(Raw records)
◆ ◆ ◆ ◆
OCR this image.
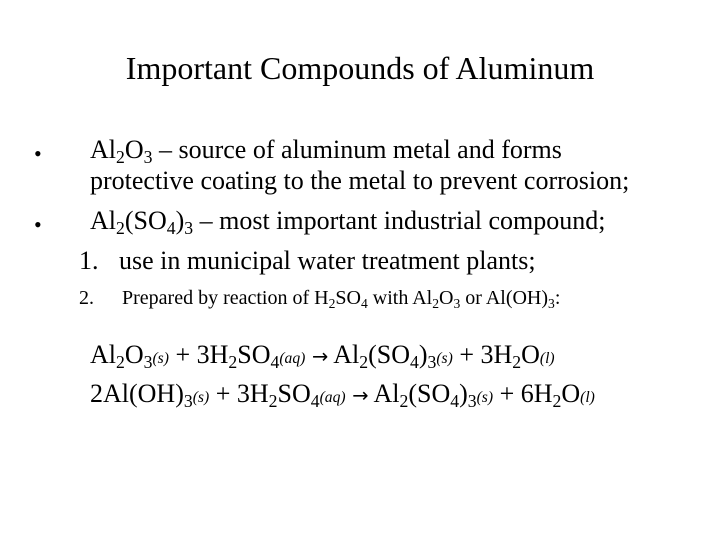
Important Compounds of Aluminum
• $Al_2O_3$ – source of aluminum metal and forms
protective coating to the metal to prevent corrosion;
• $Al_2(SO_4)_3$ – most important industrial compound;
1. use in municipal water treatment plants;
2. Prepared by reaction of $H_2SO_4$ with $Al_2O_3$ or $Al(OH)_3$:
$Al_2O_3(s) + 3H_2SO_4(aq) \to Al_2(SO_4)_3(s) + 3H_2O(l)$
$2Al(OH)_3(s) + 3H_2SO_4(aq) \to Al_2(SO_4)_3(s) + 6H_2O(l)$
◆ ◆ ◆ ◆
## GIVEN INSTRUCTION
Exactly as written, return every line of the listing, but not the pictures.

## FINISHED ANSWER
OCR this image.
Important Compounds of Aluminum
• $Al_2O_3$ – source of aluminum metal and forms
protective coating to the metal to prevent corrosion;
• $Al_2(SO_4)_3$ – most important industrial compound;
1. use in municipal water treatment plants;
2. Prepared by reaction of $H_2SO_4$ with $Al_2O_3$ or $Al(OH)_3$:
$Al_2O_3(s) + 3H_2SO_4(aq) \to Al_2(SO_4)_3(s) + 3H_2O(l)$
$2Al(OH)_3(s) + 3H_2SO_4(aq) \to Al_2(SO_4)_3(s) + 6H_2O(l)$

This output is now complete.